* begin SUPPLIED DATA *
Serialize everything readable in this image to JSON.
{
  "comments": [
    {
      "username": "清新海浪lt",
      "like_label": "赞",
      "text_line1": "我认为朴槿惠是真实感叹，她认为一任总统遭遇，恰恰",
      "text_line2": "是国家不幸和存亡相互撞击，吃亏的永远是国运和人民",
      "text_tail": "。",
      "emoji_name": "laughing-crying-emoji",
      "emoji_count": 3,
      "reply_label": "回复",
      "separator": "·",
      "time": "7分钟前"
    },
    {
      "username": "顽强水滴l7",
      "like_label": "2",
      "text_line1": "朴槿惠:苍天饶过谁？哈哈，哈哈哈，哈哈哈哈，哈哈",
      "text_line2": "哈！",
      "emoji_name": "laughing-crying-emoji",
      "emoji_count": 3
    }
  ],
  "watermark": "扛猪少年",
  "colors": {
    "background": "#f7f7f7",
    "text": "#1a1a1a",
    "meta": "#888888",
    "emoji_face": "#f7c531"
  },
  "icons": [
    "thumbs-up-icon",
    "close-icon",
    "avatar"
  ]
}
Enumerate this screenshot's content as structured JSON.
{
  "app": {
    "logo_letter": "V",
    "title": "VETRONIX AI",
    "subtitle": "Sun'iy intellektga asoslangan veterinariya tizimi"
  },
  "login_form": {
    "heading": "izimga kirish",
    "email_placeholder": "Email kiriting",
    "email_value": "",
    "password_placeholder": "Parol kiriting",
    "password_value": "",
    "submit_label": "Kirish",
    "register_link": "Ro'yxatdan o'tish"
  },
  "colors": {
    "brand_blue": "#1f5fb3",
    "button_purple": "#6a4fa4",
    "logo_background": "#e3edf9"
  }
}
* end SUPPLIED DATA *
▶ DESCRIPTION OF THE TASK
Reproduce all of the entries word for word.

▶ SOLVED PROBLEM
Serialize everything readable in this image to JSON.
{
  "comments": [
    {
      "username": "清新海浪lt",
      "like_label": "赞",
      "text_line1": "我认为朴槿惠是真实感叹，她认为一任总统遭遇，恰恰",
      "text_line2": "是国家不幸和存亡相互撞击，吃亏的永远是国运和人民",
      "text_tail": "。",
      "emoji_name": "laughing-crying-emoji",
      "emoji_count": 3,
      "reply_label": "回复",
      "separator": "·",
      "time": "7分钟前"
    },
    {
      "username": "顽强水滴l7",
      "like_label": "2",
      "text_line1": "朴槿惠:苍天饶过谁？哈哈，哈哈哈，哈哈哈哈，哈哈",
      "text_line2": "哈！",
      "emoji_name": "laughing-crying-emoji",
      "emoji_count": 3
    }
  ],
  "watermark": "扛猪少年",
  "colors": {
    "background": "#f7f7f7",
    "text": "#1a1a1a",
    "meta": "#888888",
    "emoji_face": "#f7c531"
  },
  "icons": [
    "thumbs-up-icon",
    "close-icon",
    "avatar"
  ]
}
Enumerate this screenshot's content as structured JSON.
{
  "app": {
    "logo_letter": "V",
    "title": "VETRONIX AI",
    "subtitle": "Sun'iy intellektga asoslangan veterinariya tizimi"
  },
  "login_form": {
    "heading": "izimga kirish",
    "email_placeholder": "Email kiriting",
    "email_value": "",
    "password_placeholder": "Parol kiriting",
    "password_value": "",
    "submit_label": "Kirish",
    "register_link": "Ro'yxatdan o'tish"
  },
  "colors": {
    "brand_blue": "#1f5fb3",
    "button_purple": "#6a4fa4",
    "logo_background": "#e3edf9"
  }
}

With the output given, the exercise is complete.